Dataset records on visual material
>> Start

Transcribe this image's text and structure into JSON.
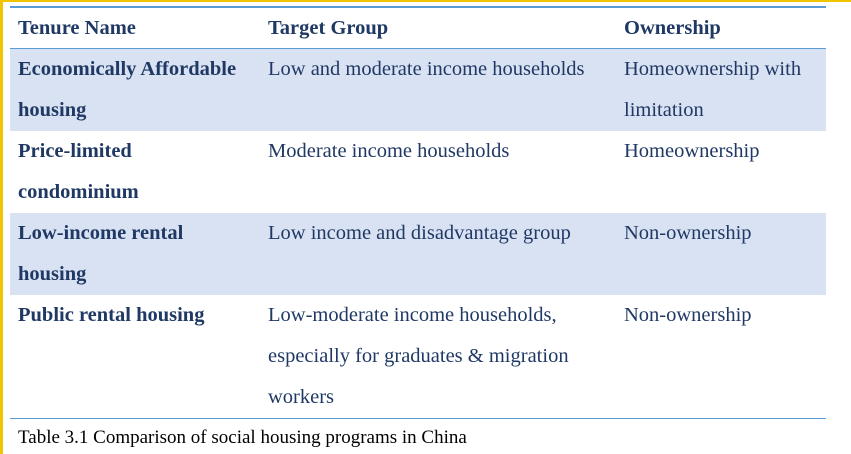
{
  "table": {
    "headers": [
      "Tenure Name",
      "Target Group",
      "Ownership"
    ],
    "rows": [
      {
        "tenure_name": "Economically Affordable housing",
        "target_group": "Low and moderate income households",
        "ownership": "Homeownership with limitation"
      },
      {
        "tenure_name": "Price-limited condominium",
        "target_group": "Moderate income households",
        "ownership": "Homeownership"
      },
      {
        "tenure_name": "Low-income rental housing",
        "target_group": "Low income and disadvantage group",
        "ownership": "Non-ownership"
      },
      {
        "tenure_name": "Public rental housing",
        "target_group": "Low-moderate income households, especially for graduates & migration workers",
        "ownership": "Non-ownership"
      }
    ]
  },
  "caption": "Table 3.1 Comparison of social housing programs in China",
  "colors": {
    "text": "#1f3864",
    "band": "#d9e2f3",
    "rule": "#5b9bd5",
    "caption": "#000000"
  }
}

>> End

Pick out and copy the lines of the material that include the word "income".

◆ **Task result**:
        "target_group": "Low and moderate income households",
        "target_group": "Moderate income households",
        "tenure_name": "Low-income rental housing",
        "target_group": "Low income and disadvantage group",
        "target_group": "Low-moderate income households, especially for graduates & migration workers",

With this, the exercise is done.